=== SHORT PROBLEM ===
Can you transcribe every line exactly and leave the pictures behind?

=== RECORDS ===
__________________________________________________

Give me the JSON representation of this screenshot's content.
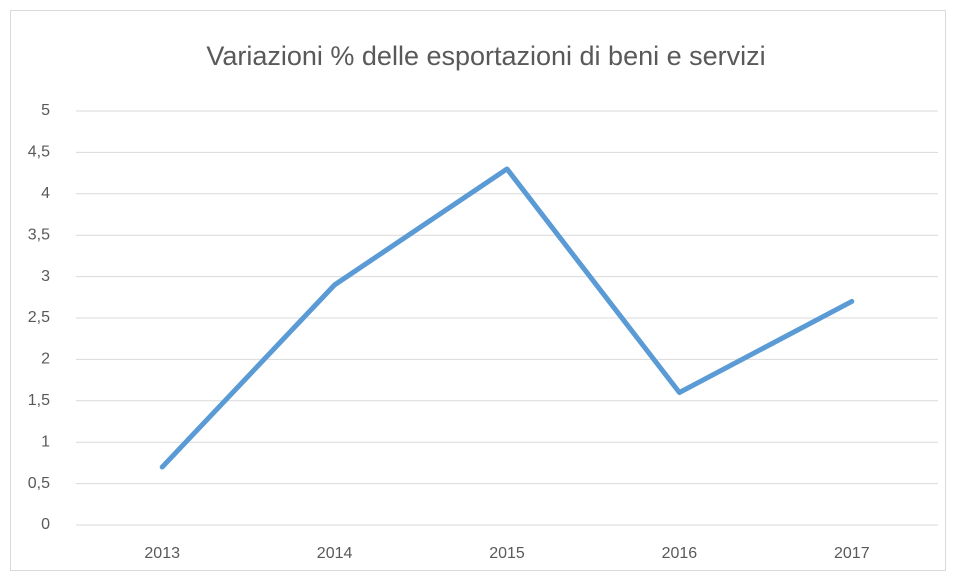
{
  "chart_data": {
    "type": "line",
    "title": "Variazioni % delle esportazioni di beni e servizi",
    "categories": [
      "2013",
      "2014",
      "2015",
      "2016",
      "2017"
    ],
    "values": [
      0.7,
      2.9,
      4.3,
      1.6,
      2.7
    ],
    "color": "#5b9bd5",
    "ylim": [
      0,
      5
    ],
    "yticks": [
      0,
      {
        "value": 0.5,
        "label": "0,5"
      },
      1,
      {
        "value": 1.5,
        "label": "1,5"
      },
      2,
      {
        "value": 2.5,
        "label": "2,5"
      },
      3,
      {
        "value": 3.5,
        "label": "3,5"
      },
      4,
      {
        "value": 4.5,
        "label": "4,5"
      },
      5
    ],
    "grid": true
  }
}
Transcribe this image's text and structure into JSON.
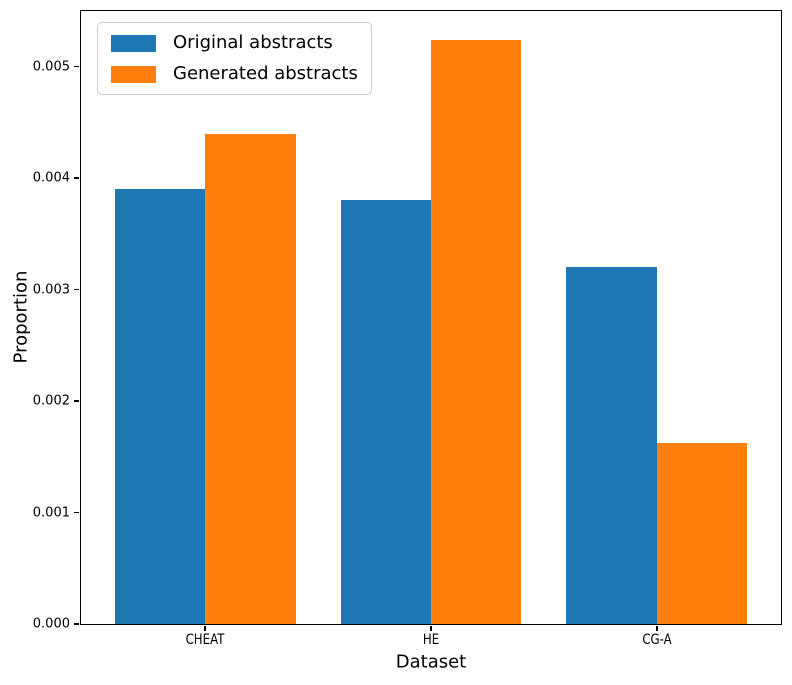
{
  "figure": {
    "background": "#ffffff",
    "text_color": "#000000"
  },
  "chart_data": {
    "type": "bar",
    "title": "",
    "xlabel": "Dataset",
    "ylabel": "Proportion",
    "categories": [
      "CHEAT",
      "HE",
      "CG-A"
    ],
    "series": [
      {
        "name": "Original abstracts",
        "color": "#1f77b4",
        "values": [
          0.0039,
          0.0038,
          0.0032
        ]
      },
      {
        "name": "Generated abstracts",
        "color": "#ff7f0e",
        "values": [
          0.0044,
          0.00524,
          0.00162
        ]
      }
    ],
    "ylim": [
      0,
      0.0055
    ],
    "yticks": [
      0,
      0.001,
      0.002,
      0.003,
      0.004,
      0.005
    ],
    "ytick_decimals": 3,
    "xlim": [
      -0.55,
      2.55
    ],
    "bar_width": 0.4,
    "grid": false,
    "legend_position": "upper left",
    "axis_color": "#000000"
  }
}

__________________________________________________

=== THE SOLUTION ===
Give me the JSON representation of this screenshot's content.
{
  "chart_data": {
    "type": "line",
    "title": "Variazioni % delle esportazioni di beni e servizi",
    "categories": [
      "2013",
      "2014",
      "2015",
      "2016",
      "2017"
    ],
    "values": [
      0.7,
      2.9,
      4.3,
      1.6,
      2.7
    ],
    "color": "#5b9bd5",
    "ylim": [
      0,
      5
    ],
    "yticks": [
      0,
      {
        "value": 0.5,
        "label": "0,5"
      },
      1,
      {
        "value": 1.5,
        "label": "1,5"
      },
      2,
      {
        "value": 2.5,
        "label": "2,5"
      },
      3,
      {
        "value": 3.5,
        "label": "3,5"
      },
      4,
      {
        "value": 4.5,
        "label": "4,5"
      },
      5
    ],
    "grid": true
  }
}
Transcribe this image's text and structure into JSON.
{
  "figure": {
    "background": "#ffffff",
    "text_color": "#000000"
  },
  "chart_data": {
    "type": "bar",
    "title": "",
    "xlabel": "Dataset",
    "ylabel": "Proportion",
    "categories": [
      "CHEAT",
      "HE",
      "CG-A"
    ],
    "series": [
      {
        "name": "Original abstracts",
        "color": "#1f77b4",
        "values": [
          0.0039,
          0.0038,
          0.0032
        ]
      },
      {
        "name": "Generated abstracts",
        "color": "#ff7f0e",
        "values": [
          0.0044,
          0.00524,
          0.00162
        ]
      }
    ],
    "ylim": [
      0,
      0.0055
    ],
    "yticks": [
      0,
      0.001,
      0.002,
      0.003,
      0.004,
      0.005
    ],
    "ytick_decimals": 3,
    "xlim": [
      -0.55,
      2.55
    ],
    "bar_width": 0.4,
    "grid": false,
    "legend_position": "upper left",
    "axis_color": "#000000"
  }
}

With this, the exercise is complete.